AVAILABLE RECORDS:
○ ○ ○ ○ ○ ○ ○
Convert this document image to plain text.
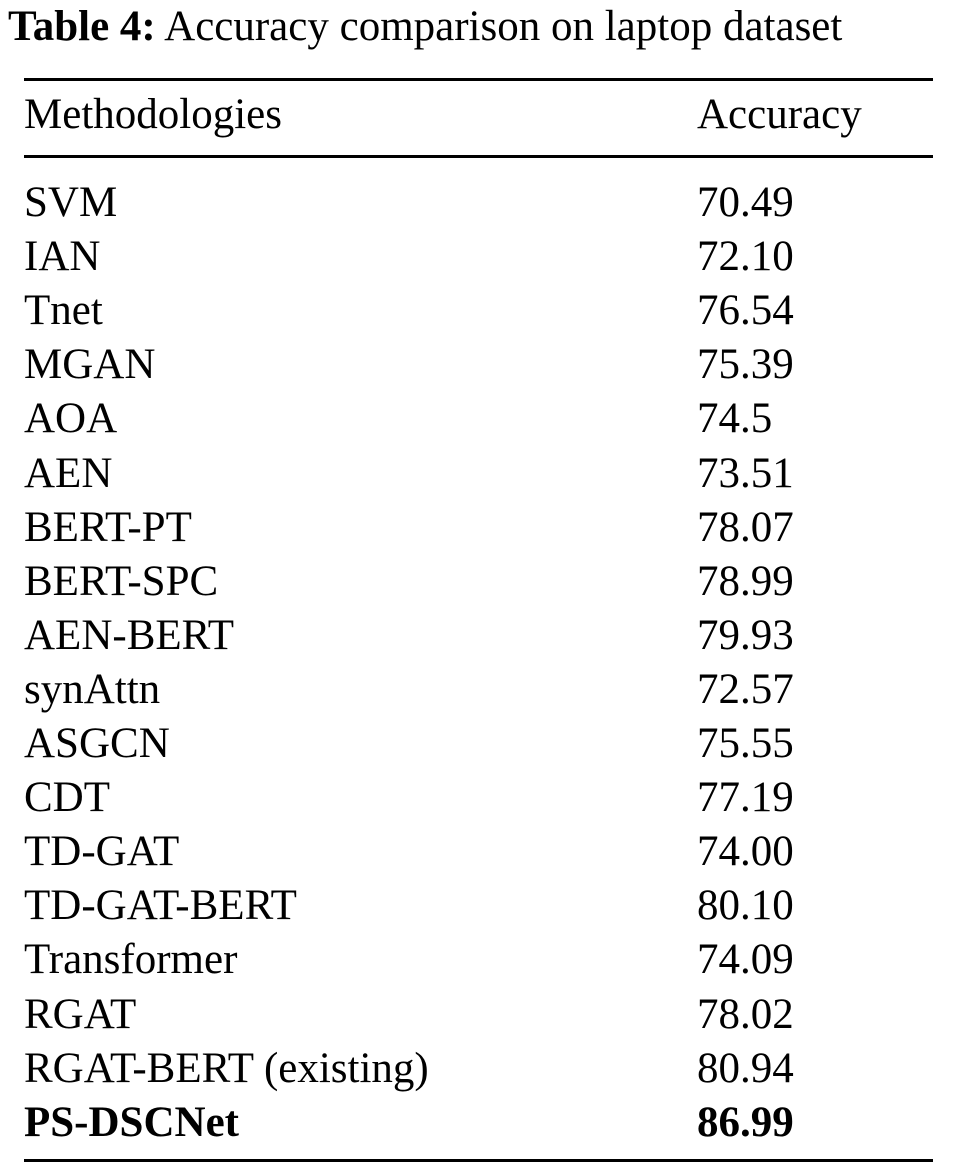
Table 4: Accuracy comparison on laptop dataset
Methodologies	Accuracy
SVM	70.49
IAN	72.10
Tnet	76.54
MGAN	75.39
AOA	74.5
AEN	73.51
BERT-PT	78.07
BERT-SPC	78.99
AEN-BERT	79.93
synAttn	72.57
ASGCN	75.55
CDT	77.19
TD-GAT	74.00
TD-GAT-BERT	80.10
Transformer	74.09
RGAT	78.02
RGAT-BERT (existing)	80.94
PS-DSCNet	86.99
○ ○ ○ ○ ○ ○ ○
WORK REQUIRED: Reproduce all entries exactly. Pictures do not belong in the copy.

TASK SOLUTION:
Convert this document image to plain text.
Table 4: Accuracy comparison on laptop dataset
Methodologies	Accuracy
SVM	70.49
IAN	72.10
Tnet	76.54
MGAN	75.39
AOA	74.5
AEN	73.51
BERT-PT	78.07
BERT-SPC	78.99
AEN-BERT	79.93
synAttn	72.57
ASGCN	75.55
CDT	77.19
TD-GAT	74.00
TD-GAT-BERT	80.10
Transformer	74.09
RGAT	78.02
RGAT-BERT (existing)	80.94
PS-DSCNet	86.99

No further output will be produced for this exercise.